Your answer should consist of each line below that contains the string "panel".

======== SUPPLIED INFORMATION

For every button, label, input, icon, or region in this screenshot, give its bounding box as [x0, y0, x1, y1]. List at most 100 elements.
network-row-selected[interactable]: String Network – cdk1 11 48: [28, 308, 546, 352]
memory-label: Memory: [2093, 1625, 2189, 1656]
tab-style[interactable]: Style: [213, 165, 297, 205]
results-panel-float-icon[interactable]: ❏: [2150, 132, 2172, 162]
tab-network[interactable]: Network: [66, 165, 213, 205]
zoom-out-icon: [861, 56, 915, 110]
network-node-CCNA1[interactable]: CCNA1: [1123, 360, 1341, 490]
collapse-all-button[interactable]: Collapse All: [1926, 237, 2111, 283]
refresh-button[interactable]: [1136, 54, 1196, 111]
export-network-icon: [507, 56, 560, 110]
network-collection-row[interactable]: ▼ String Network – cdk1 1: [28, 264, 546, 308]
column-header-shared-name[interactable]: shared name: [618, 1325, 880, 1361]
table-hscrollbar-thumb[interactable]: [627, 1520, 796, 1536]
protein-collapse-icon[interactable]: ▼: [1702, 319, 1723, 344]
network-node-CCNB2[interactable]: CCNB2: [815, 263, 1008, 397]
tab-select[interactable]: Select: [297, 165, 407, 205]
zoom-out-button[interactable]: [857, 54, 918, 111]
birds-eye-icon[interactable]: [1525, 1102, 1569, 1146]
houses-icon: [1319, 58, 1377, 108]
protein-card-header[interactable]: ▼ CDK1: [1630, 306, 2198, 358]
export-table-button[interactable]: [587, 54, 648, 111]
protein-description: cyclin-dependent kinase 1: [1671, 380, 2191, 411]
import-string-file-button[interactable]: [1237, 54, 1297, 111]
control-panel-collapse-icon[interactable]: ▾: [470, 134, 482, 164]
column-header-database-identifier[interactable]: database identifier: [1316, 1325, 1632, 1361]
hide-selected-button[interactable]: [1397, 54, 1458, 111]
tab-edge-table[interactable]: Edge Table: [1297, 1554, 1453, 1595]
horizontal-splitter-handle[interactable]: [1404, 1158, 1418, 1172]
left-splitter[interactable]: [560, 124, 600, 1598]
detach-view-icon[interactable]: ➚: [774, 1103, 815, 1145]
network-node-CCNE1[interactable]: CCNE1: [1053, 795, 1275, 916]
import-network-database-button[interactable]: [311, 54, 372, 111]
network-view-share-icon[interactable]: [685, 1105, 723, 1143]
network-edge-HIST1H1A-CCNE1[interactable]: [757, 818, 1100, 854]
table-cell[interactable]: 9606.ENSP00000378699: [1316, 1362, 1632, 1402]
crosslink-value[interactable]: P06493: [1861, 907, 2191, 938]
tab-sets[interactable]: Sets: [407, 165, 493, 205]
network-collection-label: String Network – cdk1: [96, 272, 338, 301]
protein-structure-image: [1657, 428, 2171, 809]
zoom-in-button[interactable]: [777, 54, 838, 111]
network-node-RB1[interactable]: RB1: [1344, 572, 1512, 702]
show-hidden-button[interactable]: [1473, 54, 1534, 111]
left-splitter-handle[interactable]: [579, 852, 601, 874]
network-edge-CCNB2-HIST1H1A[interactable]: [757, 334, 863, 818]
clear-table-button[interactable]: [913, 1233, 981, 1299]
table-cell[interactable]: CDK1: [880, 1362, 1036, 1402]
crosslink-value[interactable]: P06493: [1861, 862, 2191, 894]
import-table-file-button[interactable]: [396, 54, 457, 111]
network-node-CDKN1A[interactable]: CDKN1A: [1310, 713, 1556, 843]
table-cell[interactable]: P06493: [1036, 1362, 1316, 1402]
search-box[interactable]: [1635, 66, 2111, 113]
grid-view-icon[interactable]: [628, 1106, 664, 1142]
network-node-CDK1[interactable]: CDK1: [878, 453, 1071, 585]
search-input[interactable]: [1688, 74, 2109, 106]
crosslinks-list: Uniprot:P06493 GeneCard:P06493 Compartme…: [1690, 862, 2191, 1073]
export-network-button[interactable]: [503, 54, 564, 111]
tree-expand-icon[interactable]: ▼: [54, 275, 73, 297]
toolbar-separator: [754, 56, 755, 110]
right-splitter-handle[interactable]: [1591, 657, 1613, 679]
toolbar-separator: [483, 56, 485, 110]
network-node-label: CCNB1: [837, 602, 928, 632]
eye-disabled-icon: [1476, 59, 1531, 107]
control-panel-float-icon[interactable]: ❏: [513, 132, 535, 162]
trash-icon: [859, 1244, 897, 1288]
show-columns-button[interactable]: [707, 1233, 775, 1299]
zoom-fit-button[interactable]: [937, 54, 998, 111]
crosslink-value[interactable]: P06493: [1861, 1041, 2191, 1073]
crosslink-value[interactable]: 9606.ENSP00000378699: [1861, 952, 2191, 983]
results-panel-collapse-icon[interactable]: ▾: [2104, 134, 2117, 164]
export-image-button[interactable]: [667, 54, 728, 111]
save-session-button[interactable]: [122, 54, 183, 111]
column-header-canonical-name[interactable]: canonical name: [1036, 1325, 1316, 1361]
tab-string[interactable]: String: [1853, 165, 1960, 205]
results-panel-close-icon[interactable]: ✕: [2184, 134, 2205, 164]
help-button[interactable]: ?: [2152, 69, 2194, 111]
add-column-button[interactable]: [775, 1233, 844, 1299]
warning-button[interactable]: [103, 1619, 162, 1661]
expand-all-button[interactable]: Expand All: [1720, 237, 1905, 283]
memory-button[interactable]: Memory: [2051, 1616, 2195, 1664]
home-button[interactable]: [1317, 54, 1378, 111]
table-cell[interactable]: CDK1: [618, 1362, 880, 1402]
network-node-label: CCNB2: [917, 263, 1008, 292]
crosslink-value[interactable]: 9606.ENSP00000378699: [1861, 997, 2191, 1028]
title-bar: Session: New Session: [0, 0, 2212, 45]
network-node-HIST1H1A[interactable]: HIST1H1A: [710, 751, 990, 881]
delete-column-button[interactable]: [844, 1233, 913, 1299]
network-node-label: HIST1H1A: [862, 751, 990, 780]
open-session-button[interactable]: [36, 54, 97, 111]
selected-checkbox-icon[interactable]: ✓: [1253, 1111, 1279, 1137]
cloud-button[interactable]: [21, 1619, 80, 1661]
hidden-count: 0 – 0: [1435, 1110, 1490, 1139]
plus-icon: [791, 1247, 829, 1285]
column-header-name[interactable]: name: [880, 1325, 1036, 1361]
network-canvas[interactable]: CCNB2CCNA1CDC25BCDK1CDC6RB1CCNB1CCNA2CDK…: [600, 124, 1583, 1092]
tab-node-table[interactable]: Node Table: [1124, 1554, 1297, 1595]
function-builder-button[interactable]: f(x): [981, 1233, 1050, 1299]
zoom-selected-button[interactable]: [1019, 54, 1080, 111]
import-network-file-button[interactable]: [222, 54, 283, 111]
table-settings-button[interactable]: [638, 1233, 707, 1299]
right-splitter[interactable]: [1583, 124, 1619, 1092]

================

> [TASK SOLUTION]
results-panel-float-icon[interactable]: ❏: [2150, 132, 2172, 162]
control-panel-collapse-icon[interactable]: ▾: [470, 134, 482, 164]
control-panel-float-icon[interactable]: ❏: [513, 132, 535, 162]
results-panel-collapse-icon[interactable]: ▾: [2104, 134, 2117, 164]
results-panel-close-icon[interactable]: ✕: [2184, 134, 2205, 164]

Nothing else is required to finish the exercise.